##### Passage

Monday, November 12, 2012

That ‘Organic’ Peanut Butter Might Be Doing Irreparable Harm

Gaia Health
by Heidi Stevenson

Definitions of organic can often be inadequate, with peanut butter as a prime example. Most peanut butter labeled as organic can do immense harm to health. It isn’t that there’s anything inherently wrong with peanuts. It’s the way that the peanut butter is processed.

If the oil in peanut butter isn’t sitting at the top of the jar, then you should leave it on the shelf. If the oil doesn’t separate, it’s been hydrogenated. Hydrogenated oils are trans fats. The usual excuse is that it’s what customers want—but would most people object to mixing the oil into the mashed peanuts if they knew how harmful trans fats can be?

More importantly, why would producers be interested in spending the extra money involved in hydrogenation of peanut butter? You can be fairly sure that the public would be retrained to be happy with oil separating if there weren’t an advantage for them. After all, they had no trouble getting people to accept bananas that look less than perfect when it was to their advantage. The primary reason for hydrogenation is to lengthen shelf life. Longer shelf life translates into bigger profits.

So, Why Doesn’t the Label Show Trans Fats?

Agribusiness, with the full cooperation of your government, has ways of lying to get around the trans fat label on foods. Two tricks are employed in peanut and other foods.

Serving Size Trick

In the case of peanut butter—and other foods—one simple trick is to indicate trans fats only according to their so-called “serving size”.

If a 16 ounce jar of peanut butter contains 6.5 grams of trans fat, the label will state that it contains none! And it’s completely legal.

A peanut butter serving size is defined as two tablespoons, or 32 grams. A 16 ounce jar of peanut butter is about 454 grams, or about 14 servings. 6.5 grams of trans fat per jar comes to .45 grams of trans fat per serving.

The labeling law says that when there’s less than .5 grams of trans fat per serving, it can not only be unlabeled, but the label can state that it has no trans fat!

Now you know why portion sizes are so small. It facilitates label lies.

Hiding in Other Ingredients

Serving size is just one way of hiding trans fats. The other is by simply declaring that two other degraded fat products don’t contain trans fats—in spite of the fact that they do. Monoglycerides and diglycerides are often found on the labels of peanut butter and other processed foods.

First, let’s make clear that there is nothing wrong with natural mono- and diglycerides. They are, in fact, quite healthy. However, they can be—and in the case of processed foods, invariably are—treated by processing at very high temperatures for hours with hydrogen forced into them, which forms trans fats. That’s why they’re added to peanut butter. They’re hydrogenated so that they act as emulsifiers to control texture, fat separation, and most significantly—from the point of view of Agribusiness—they lengthen shelf life.

##########
##### Records provided

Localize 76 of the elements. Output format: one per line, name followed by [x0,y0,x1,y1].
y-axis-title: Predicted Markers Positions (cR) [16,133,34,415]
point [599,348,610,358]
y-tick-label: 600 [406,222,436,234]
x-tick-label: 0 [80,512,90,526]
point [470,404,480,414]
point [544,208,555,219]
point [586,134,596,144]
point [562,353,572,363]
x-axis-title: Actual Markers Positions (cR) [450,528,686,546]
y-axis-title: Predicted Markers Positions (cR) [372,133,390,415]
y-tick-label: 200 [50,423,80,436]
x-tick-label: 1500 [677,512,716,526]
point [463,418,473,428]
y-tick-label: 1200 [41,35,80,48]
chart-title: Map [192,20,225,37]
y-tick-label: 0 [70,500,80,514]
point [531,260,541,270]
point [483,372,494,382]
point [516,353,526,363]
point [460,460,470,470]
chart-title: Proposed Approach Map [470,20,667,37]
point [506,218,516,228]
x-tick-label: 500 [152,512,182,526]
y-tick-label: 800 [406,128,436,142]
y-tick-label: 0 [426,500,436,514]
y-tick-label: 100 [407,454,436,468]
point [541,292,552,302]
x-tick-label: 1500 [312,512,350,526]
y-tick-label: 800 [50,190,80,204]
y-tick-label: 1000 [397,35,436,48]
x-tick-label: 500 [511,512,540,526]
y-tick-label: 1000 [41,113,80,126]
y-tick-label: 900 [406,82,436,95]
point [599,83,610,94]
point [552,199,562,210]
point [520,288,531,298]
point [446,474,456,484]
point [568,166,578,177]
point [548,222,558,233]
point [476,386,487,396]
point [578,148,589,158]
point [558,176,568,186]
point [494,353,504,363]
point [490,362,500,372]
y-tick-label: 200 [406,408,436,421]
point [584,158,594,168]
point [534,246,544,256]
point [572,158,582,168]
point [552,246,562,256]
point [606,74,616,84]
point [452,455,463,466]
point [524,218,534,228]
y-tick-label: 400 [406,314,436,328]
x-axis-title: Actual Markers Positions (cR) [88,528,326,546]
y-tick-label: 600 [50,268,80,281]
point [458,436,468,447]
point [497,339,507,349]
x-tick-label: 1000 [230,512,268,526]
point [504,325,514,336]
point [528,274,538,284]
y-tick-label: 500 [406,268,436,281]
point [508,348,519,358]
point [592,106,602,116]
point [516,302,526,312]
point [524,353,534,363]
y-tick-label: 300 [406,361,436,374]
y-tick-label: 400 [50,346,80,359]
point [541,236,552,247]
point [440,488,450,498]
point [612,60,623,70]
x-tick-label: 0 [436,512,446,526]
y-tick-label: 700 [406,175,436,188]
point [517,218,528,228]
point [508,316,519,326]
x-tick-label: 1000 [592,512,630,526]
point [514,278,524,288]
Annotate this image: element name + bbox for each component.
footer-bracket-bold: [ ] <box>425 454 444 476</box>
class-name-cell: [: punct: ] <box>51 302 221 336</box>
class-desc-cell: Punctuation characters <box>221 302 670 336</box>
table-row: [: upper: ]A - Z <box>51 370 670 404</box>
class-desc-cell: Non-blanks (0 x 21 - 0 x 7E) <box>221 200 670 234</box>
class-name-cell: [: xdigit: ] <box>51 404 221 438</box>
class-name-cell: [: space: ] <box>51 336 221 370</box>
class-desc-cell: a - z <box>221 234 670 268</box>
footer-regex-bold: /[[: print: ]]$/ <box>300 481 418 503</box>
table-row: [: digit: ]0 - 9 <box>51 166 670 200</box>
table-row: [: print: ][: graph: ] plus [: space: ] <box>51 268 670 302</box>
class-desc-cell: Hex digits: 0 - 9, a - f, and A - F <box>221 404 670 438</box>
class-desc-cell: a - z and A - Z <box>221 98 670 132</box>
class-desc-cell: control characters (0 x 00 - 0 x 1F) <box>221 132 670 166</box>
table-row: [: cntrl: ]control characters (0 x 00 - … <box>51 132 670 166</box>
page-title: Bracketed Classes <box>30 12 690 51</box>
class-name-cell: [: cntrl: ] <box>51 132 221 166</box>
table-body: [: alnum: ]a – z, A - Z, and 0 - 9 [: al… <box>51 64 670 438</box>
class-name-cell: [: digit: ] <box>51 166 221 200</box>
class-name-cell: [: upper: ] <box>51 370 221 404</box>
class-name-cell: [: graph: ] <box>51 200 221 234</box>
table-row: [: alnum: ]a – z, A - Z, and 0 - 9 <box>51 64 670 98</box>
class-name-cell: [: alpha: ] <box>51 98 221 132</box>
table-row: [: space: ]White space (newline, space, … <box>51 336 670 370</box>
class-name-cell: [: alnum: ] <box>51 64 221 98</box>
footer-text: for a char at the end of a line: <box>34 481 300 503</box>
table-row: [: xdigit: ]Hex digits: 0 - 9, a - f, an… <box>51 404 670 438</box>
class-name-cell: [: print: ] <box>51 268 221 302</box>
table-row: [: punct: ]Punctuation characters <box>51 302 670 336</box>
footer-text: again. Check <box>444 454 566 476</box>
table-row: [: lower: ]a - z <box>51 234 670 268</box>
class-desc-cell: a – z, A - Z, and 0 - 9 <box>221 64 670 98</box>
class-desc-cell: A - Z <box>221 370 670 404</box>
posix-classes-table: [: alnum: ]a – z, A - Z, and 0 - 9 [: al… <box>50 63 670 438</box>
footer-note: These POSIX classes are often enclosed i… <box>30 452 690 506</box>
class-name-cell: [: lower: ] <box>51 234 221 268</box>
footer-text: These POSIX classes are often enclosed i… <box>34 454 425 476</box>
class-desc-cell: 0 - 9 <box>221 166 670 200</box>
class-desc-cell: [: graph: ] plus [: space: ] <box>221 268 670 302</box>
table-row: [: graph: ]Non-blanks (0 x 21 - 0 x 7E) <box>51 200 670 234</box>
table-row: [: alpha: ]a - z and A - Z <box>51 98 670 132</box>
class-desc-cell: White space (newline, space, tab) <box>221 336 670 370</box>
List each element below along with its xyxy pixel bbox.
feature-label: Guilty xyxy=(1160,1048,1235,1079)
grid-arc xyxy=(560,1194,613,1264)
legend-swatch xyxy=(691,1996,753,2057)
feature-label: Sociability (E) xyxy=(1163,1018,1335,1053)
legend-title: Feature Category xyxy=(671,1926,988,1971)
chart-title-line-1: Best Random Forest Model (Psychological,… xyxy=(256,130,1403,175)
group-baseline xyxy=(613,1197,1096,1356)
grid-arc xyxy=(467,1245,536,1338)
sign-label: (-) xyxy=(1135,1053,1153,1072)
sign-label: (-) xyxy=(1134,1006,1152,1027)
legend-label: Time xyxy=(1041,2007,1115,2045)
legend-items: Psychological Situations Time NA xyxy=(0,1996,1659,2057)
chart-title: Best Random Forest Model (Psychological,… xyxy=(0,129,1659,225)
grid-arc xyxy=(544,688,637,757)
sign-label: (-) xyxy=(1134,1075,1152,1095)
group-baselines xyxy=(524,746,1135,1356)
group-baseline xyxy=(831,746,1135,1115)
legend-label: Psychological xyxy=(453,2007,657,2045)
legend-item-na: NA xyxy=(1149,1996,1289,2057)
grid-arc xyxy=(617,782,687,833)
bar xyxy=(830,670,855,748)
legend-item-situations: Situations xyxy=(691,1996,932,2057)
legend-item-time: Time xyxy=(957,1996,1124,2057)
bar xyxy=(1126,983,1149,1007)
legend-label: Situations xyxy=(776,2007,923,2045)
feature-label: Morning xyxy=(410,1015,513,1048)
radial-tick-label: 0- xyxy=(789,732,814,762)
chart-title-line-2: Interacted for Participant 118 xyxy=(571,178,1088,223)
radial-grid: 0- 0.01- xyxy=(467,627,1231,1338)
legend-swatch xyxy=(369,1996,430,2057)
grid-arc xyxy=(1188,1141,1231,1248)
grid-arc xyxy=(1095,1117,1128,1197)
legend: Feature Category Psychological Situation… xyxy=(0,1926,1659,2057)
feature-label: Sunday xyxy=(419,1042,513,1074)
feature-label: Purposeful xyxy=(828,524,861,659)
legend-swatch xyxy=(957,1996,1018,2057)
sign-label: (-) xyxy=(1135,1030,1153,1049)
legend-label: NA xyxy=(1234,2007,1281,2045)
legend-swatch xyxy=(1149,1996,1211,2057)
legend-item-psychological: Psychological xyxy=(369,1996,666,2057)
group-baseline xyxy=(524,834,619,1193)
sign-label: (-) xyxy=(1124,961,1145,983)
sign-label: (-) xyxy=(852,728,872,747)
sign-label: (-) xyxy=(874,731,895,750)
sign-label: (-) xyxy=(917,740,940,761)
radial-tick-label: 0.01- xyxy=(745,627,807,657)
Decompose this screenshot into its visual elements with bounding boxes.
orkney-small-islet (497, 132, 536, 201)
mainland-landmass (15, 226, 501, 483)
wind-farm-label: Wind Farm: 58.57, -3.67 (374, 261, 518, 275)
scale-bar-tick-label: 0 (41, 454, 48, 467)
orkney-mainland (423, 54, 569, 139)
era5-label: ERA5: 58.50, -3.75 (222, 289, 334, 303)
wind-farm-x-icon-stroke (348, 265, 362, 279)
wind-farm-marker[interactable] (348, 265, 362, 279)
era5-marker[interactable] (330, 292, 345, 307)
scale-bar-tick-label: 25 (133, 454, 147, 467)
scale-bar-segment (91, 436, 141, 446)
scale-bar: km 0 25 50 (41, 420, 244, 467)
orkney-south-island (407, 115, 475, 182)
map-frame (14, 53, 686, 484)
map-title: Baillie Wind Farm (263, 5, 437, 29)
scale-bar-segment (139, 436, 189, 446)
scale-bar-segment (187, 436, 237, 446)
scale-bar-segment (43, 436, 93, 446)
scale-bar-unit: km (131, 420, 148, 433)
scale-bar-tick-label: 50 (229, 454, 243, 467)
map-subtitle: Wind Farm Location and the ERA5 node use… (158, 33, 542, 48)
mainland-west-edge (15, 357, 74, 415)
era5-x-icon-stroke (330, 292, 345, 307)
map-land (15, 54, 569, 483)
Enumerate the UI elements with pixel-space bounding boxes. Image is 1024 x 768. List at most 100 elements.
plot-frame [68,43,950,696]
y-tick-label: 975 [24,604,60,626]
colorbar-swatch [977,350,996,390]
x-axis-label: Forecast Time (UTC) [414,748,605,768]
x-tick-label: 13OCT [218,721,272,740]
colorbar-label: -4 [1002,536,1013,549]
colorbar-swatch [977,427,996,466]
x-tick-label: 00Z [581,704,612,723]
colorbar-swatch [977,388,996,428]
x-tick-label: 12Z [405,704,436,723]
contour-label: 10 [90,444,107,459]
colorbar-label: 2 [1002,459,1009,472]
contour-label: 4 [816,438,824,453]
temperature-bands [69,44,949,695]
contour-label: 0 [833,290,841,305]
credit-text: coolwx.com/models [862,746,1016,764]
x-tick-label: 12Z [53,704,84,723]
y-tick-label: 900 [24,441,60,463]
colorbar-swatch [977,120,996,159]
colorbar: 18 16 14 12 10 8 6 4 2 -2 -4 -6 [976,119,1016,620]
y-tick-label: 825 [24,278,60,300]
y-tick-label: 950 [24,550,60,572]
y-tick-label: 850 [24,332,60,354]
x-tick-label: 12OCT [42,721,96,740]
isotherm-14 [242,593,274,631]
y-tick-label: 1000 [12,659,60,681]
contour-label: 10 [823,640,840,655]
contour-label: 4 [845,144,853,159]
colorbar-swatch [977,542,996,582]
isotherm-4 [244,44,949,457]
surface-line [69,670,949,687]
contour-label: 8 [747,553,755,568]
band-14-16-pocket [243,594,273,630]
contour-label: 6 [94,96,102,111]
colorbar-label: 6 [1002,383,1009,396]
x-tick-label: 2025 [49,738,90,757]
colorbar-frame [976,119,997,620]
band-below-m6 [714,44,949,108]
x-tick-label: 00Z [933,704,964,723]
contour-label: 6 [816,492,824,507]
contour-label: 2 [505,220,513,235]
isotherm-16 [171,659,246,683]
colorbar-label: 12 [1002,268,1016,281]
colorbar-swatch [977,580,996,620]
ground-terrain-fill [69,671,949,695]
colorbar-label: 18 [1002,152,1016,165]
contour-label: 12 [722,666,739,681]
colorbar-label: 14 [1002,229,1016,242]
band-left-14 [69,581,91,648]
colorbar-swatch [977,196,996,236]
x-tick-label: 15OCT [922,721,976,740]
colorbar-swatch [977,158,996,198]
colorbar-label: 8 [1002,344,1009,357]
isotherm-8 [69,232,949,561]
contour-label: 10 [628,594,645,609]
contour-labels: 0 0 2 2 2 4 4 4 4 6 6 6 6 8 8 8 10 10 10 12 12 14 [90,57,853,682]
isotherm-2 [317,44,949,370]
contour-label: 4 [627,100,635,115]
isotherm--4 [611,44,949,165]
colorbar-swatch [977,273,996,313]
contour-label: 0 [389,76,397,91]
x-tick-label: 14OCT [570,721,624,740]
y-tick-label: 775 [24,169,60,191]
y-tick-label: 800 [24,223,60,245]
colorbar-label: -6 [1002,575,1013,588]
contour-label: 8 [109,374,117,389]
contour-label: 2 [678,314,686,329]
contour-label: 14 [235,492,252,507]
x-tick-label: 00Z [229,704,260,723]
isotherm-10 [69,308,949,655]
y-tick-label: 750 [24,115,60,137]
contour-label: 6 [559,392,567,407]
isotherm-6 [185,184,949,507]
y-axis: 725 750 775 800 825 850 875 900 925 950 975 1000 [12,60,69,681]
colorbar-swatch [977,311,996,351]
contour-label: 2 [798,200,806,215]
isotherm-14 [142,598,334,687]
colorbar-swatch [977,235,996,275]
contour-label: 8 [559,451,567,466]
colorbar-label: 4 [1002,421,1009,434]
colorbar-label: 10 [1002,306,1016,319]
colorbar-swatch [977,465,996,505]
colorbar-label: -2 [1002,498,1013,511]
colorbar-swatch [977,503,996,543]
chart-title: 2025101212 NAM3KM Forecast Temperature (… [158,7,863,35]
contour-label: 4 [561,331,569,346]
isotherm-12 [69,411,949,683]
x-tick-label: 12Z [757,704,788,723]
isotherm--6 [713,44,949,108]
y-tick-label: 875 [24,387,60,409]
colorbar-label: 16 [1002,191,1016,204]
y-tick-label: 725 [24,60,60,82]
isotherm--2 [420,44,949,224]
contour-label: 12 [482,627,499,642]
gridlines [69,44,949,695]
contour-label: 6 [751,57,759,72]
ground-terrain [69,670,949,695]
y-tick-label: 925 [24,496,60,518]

##########

* [What you are asked to do]: Reproduce the stretch of the peanut butter article from "If a 16 ounce" through "fat per serving.". The data form a separate body of material from the peanut butter article.

* [Answer for this exercise]:
If a 16 ounce jar of peanut butter contains 6.5 grams of trans fat, the label will state that it contains none! And it’s completely legal.

A peanut butter serving size is defined as two tablespoons, or 32 grams. A 16 ounce jar of peanut butter is about 454 grams, or about 14 servings. 6.5 grams of trans fat per jar comes to .45 grams of trans fat per serving.